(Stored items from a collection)
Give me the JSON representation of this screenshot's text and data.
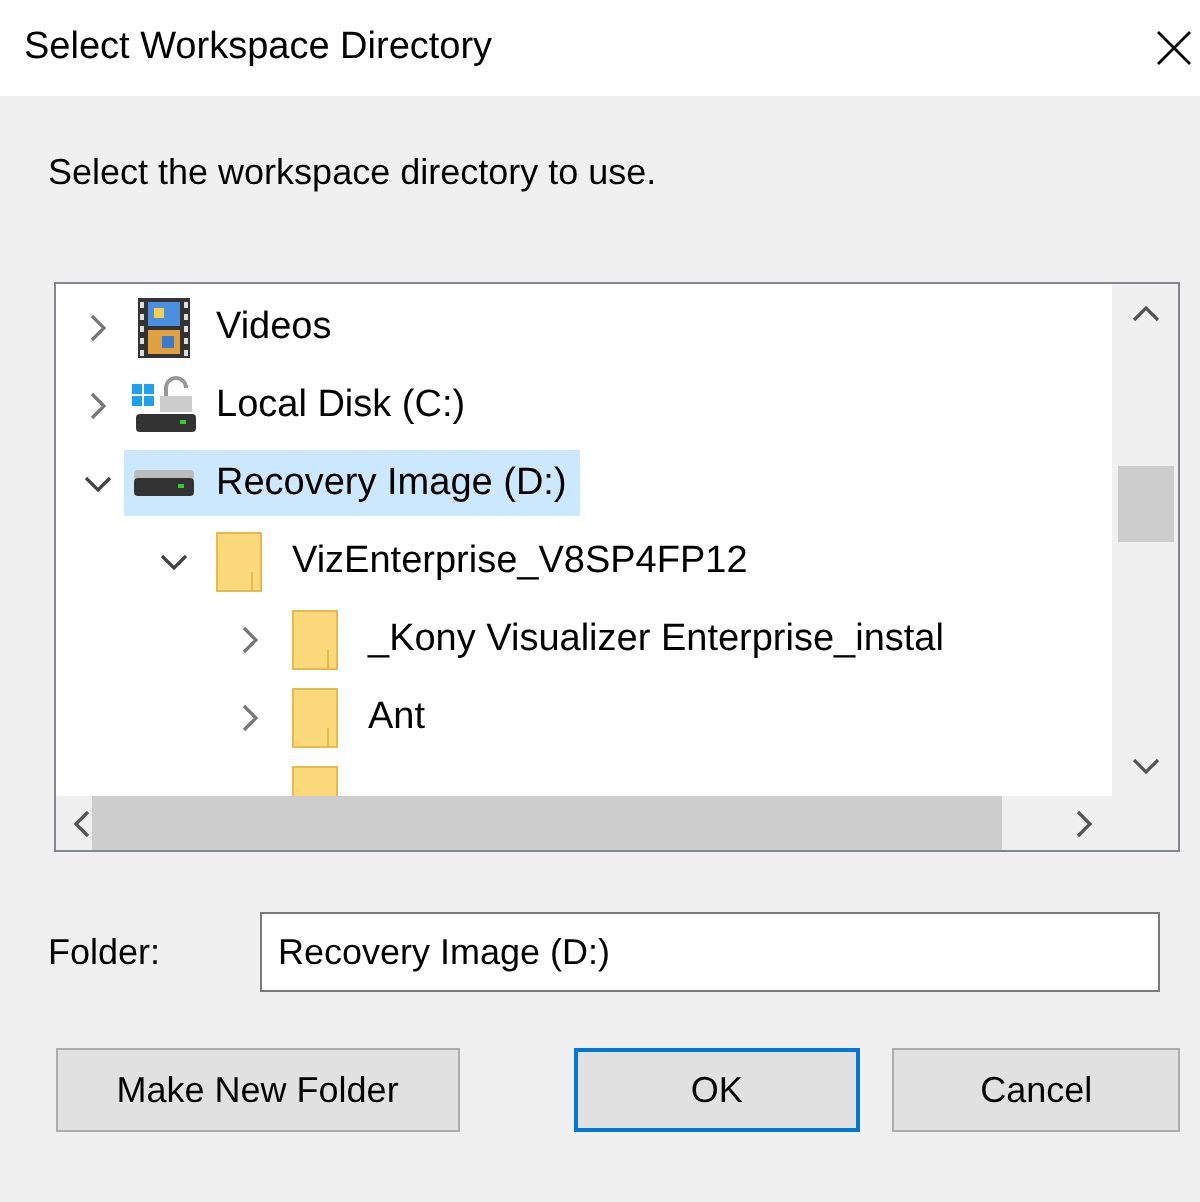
{
  "window": {
    "title": "Select Workspace Directory"
  },
  "prompt": "Select the workspace directory to use.",
  "tree": [
    {
      "label": "Videos",
      "kind": "videos",
      "expanded": false,
      "selected": false
    },
    {
      "label": "Local Disk (C:)",
      "kind": "system-disk",
      "expanded": false,
      "selected": false
    },
    {
      "label": "Recovery Image (D:)",
      "kind": "drive",
      "expanded": true,
      "selected": true,
      "children": [
        {
          "label": "VizEnterprise_V8SP4FP12",
          "kind": "folder",
          "expanded": true,
          "selected": false,
          "children": [
            {
              "label": "_Kony Visualizer Enterprise_instal",
              "kind": "folder",
              "expanded": false,
              "selected": false
            },
            {
              "label": "Ant",
              "kind": "folder",
              "expanded": false,
              "selected": false
            },
            {
              "kind": "folder",
              "selected": false
            }
          ]
        }
      ]
    }
  ],
  "folder": {
    "label": "Folder:",
    "value": "Recovery Image (D:)"
  },
  "buttons": [
    {
      "label": "Make New Folder",
      "default": false
    },
    {
      "label": "OK",
      "default": true
    },
    {
      "label": "Cancel",
      "default": false
    }
  ]
}
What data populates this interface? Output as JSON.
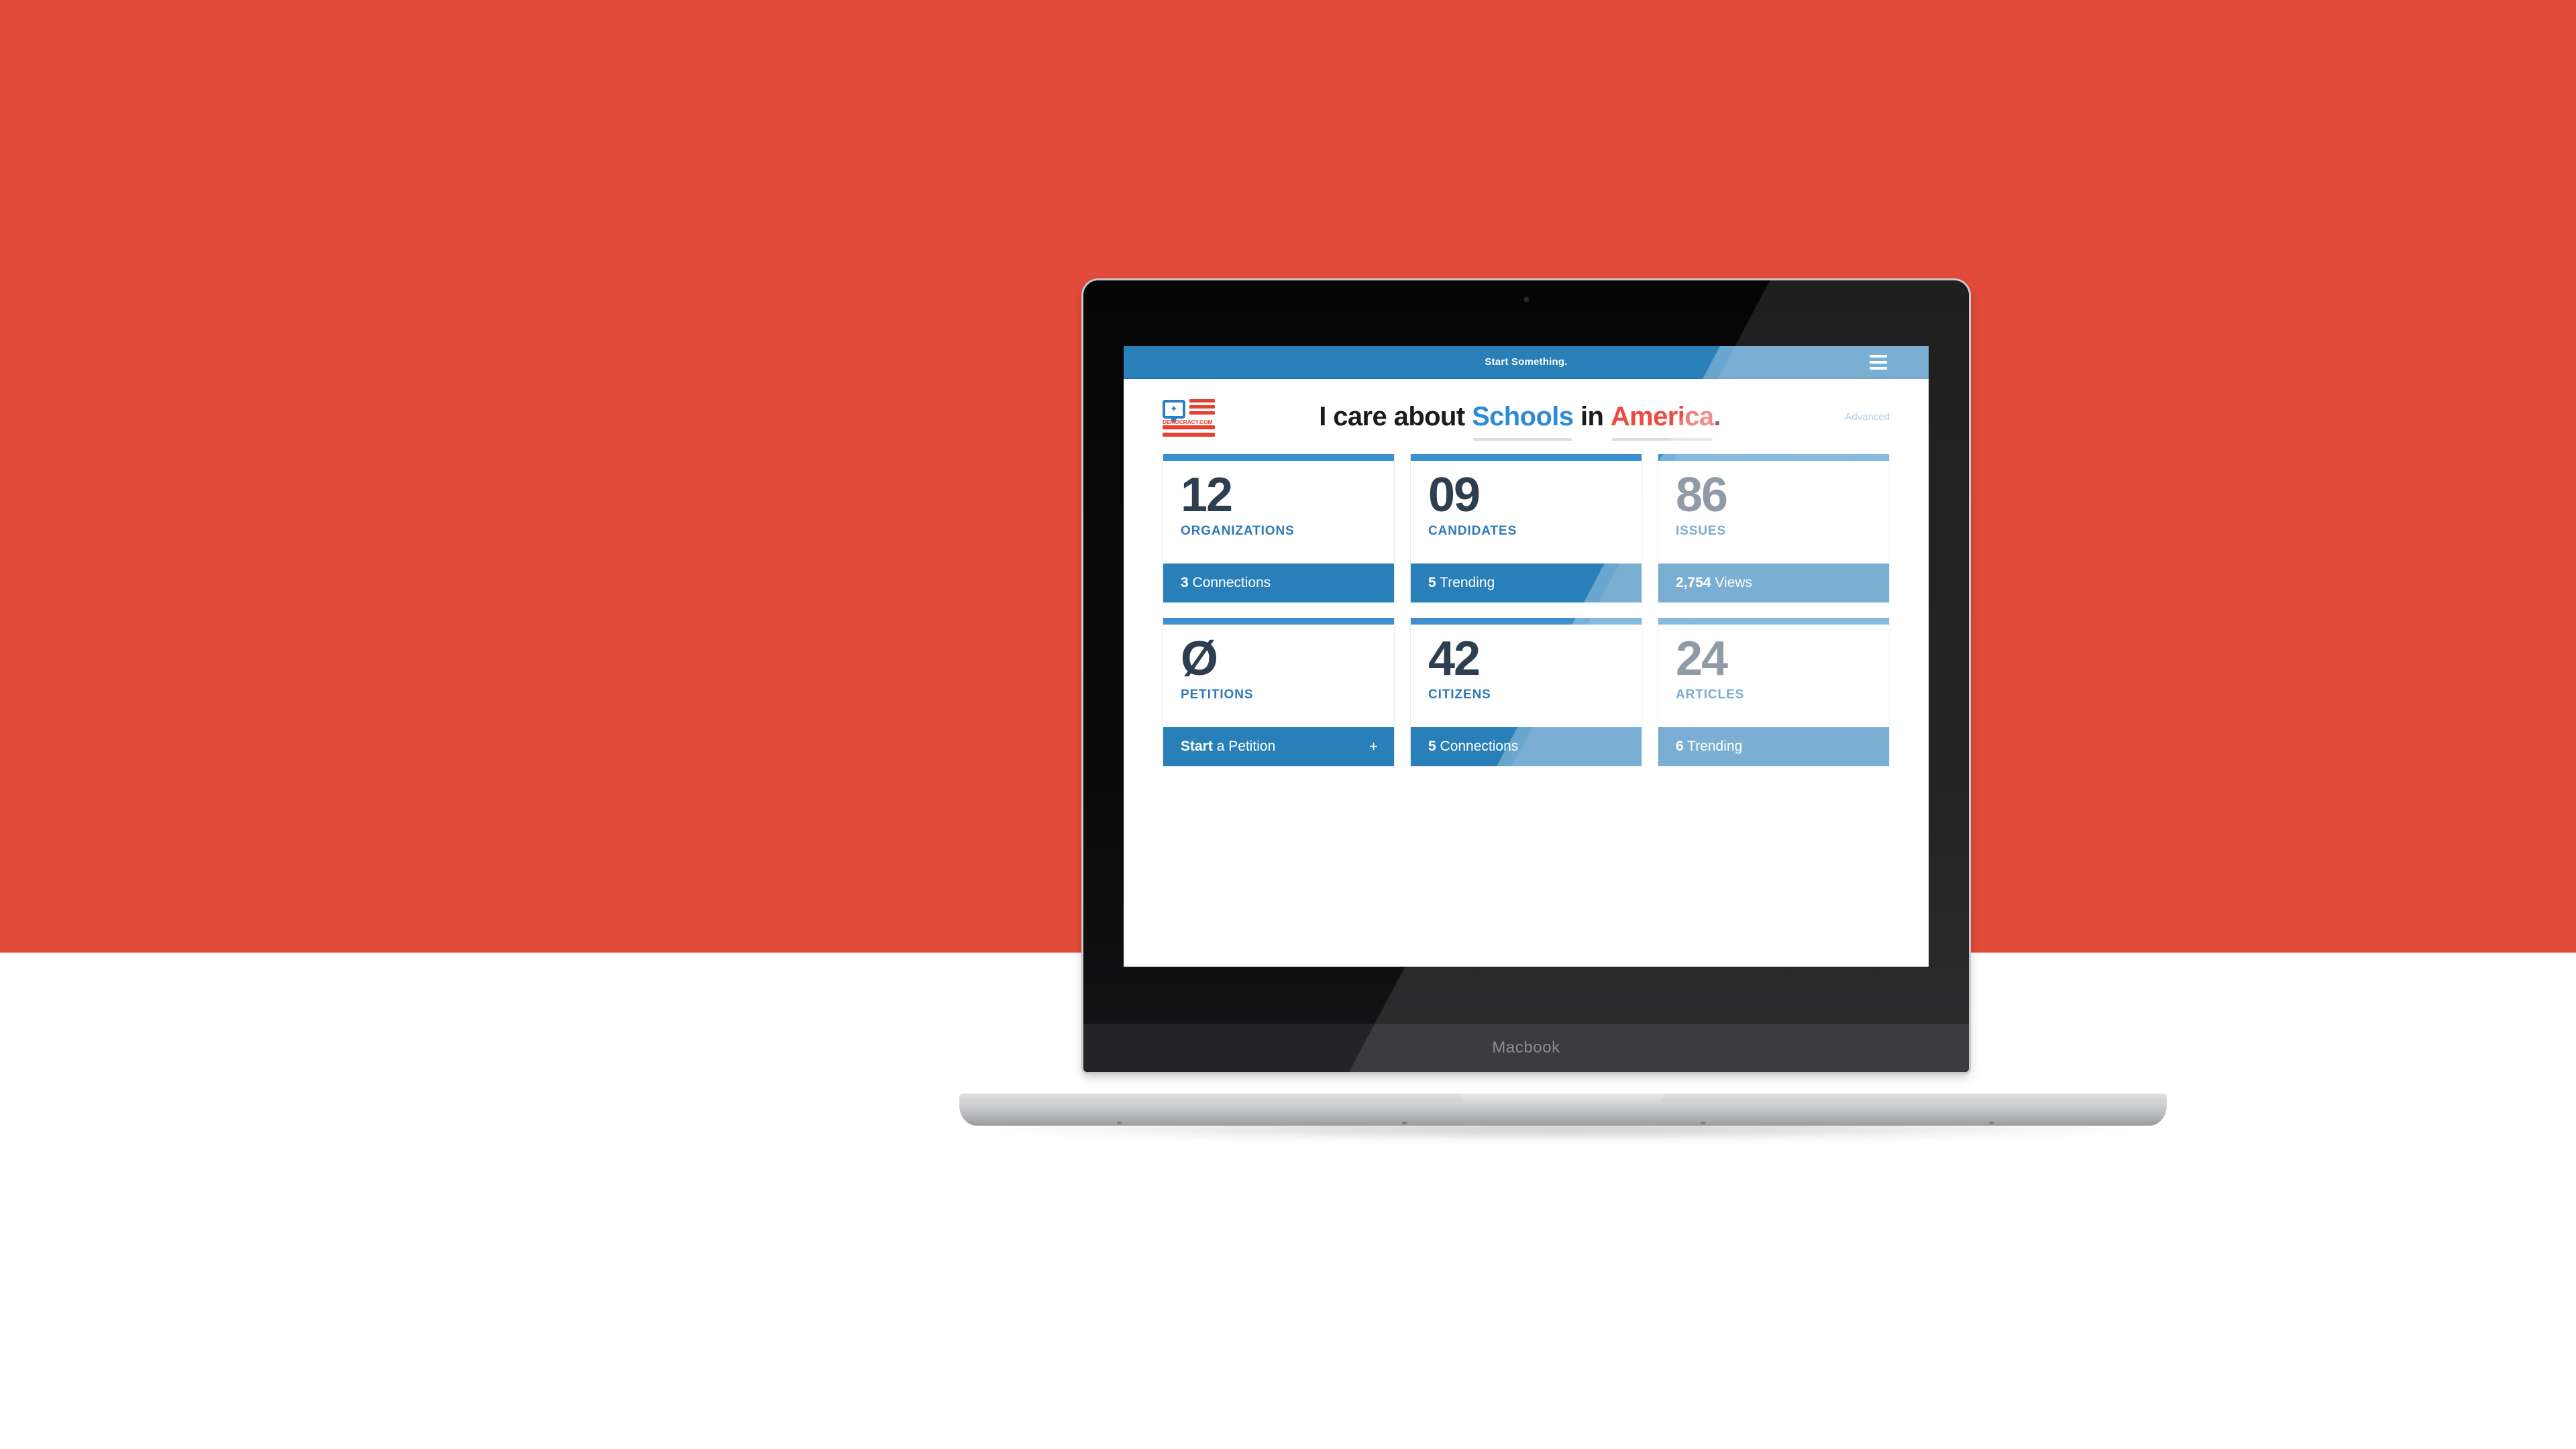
{
  "page": {
    "background_color": "#E34B3A",
    "lower_background_color": "#FFFFFF"
  },
  "device": {
    "brand_label": "Macbook",
    "camera_icon": "camera-icon"
  },
  "site": {
    "topbar": {
      "tagline": "Start Something.",
      "menu_icon": "hamburger-menu-icon"
    },
    "logo": {
      "wordmark": "DEMOCRACY.COM",
      "bubble_icon": "speech-bubble-icon",
      "star_glyph": "✦",
      "flag_icon": "us-flag-icon"
    },
    "search": {
      "prefix": "I care about",
      "topic": "Schools",
      "connector": "in",
      "place": "America",
      "period": ".",
      "advanced_label": "Advanced",
      "topic_color": "#2C8BD1",
      "place_color": "#ED4B40"
    },
    "cards": [
      {
        "number": "12",
        "label": "ORGANIZATIONS",
        "footer_lead": "3",
        "footer_rest": "Connections",
        "footer_icon": null,
        "muted": false
      },
      {
        "number": "09",
        "label": "CANDIDATES",
        "footer_lead": "5",
        "footer_rest": "Trending",
        "footer_icon": null,
        "muted": false
      },
      {
        "number": "86",
        "label": "ISSUES",
        "footer_lead": "2,754",
        "footer_rest": "Views",
        "footer_icon": null,
        "muted": true
      },
      {
        "number": "Ø",
        "label": "PETITIONS",
        "footer_lead": "Start",
        "footer_rest": "a Petition",
        "footer_icon": "+",
        "muted": false
      },
      {
        "number": "42",
        "label": "CITIZENS",
        "footer_lead": "5",
        "footer_rest": "Connections",
        "footer_icon": null,
        "muted": false
      },
      {
        "number": "24",
        "label": "ARTICLES",
        "footer_lead": "6",
        "footer_rest": "Trending",
        "footer_icon": null,
        "muted": true
      }
    ],
    "colors": {
      "header_blue": "#2980B9",
      "accent_blue": "#3C90CE",
      "label_blue": "#2E78B8",
      "number_navy": "#2D3E50",
      "brand_red": "#E8402E"
    }
  }
}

GIVEN EXERCISE: Drop the pictures and reproduce the rest of the entries above exactly.

TASK SOLUTION:
Give me the JSON representation of this screenshot's text and data.
{
  "window": {
    "title": "Select Workspace Directory"
  },
  "prompt": "Select the workspace directory to use.",
  "tree": [
    {
      "label": "Videos",
      "kind": "videos",
      "expanded": false,
      "selected": false
    },
    {
      "label": "Local Disk (C:)",
      "kind": "system-disk",
      "expanded": false,
      "selected": false
    },
    {
      "label": "Recovery Image (D:)",
      "kind": "drive",
      "expanded": true,
      "selected": true,
      "children": [
        {
          "label": "VizEnterprise_V8SP4FP12",
          "kind": "folder",
          "expanded": true,
          "selected": false,
          "children": [
            {
              "label": "_Kony Visualizer Enterprise_instal",
              "kind": "folder",
              "expanded": false,
              "selected": false
            },
            {
              "label": "Ant",
              "kind": "folder",
              "expanded": false,
              "selected": false
            },
            {
              "kind": "folder",
              "selected": false
            }
          ]
        }
      ]
    }
  ],
  "folder": {
    "label": "Folder:",
    "value": "Recovery Image (D:)"
  },
  "buttons": [
    {
      "label": "Make New Folder",
      "default": false
    },
    {
      "label": "OK",
      "default": true
    },
    {
      "label": "Cancel",
      "default": false
    }
  ]
}
What data populates this interface? Output as JSON.
{
  "page": {
    "background_color": "#E34B3A",
    "lower_background_color": "#FFFFFF"
  },
  "device": {
    "brand_label": "Macbook",
    "camera_icon": "camera-icon"
  },
  "site": {
    "topbar": {
      "tagline": "Start Something.",
      "menu_icon": "hamburger-menu-icon"
    },
    "logo": {
      "wordmark": "DEMOCRACY.COM",
      "bubble_icon": "speech-bubble-icon",
      "star_glyph": "✦",
      "flag_icon": "us-flag-icon"
    },
    "search": {
      "prefix": "I care about",
      "topic": "Schools",
      "connector": "in",
      "place": "America",
      "period": ".",
      "advanced_label": "Advanced",
      "topic_color": "#2C8BD1",
      "place_color": "#ED4B40"
    },
    "cards": [
      {
        "number": "12",
        "label": "ORGANIZATIONS",
        "footer_lead": "3",
        "footer_rest": "Connections",
        "footer_icon": null,
        "muted": false
      },
      {
        "number": "09",
        "label": "CANDIDATES",
        "footer_lead": "5",
        "footer_rest": "Trending",
        "footer_icon": null,
        "muted": false
      },
      {
        "number": "86",
        "label": "ISSUES",
        "footer_lead": "2,754",
        "footer_rest": "Views",
        "footer_icon": null,
        "muted": true
      },
      {
        "number": "Ø",
        "label": "PETITIONS",
        "footer_lead": "Start",
        "footer_rest": "a Petition",
        "footer_icon": "+",
        "muted": false
      },
      {
        "number": "42",
        "label": "CITIZENS",
        "footer_lead": "5",
        "footer_rest": "Connections",
        "footer_icon": null,
        "muted": false
      },
      {
        "number": "24",
        "label": "ARTICLES",
        "footer_lead": "6",
        "footer_rest": "Trending",
        "footer_icon": null,
        "muted": true
      }
    ],
    "colors": {
      "header_blue": "#2980B9",
      "accent_blue": "#3C90CE",
      "label_blue": "#2E78B8",
      "number_navy": "#2D3E50",
      "brand_red": "#E8402E"
    }
  }
}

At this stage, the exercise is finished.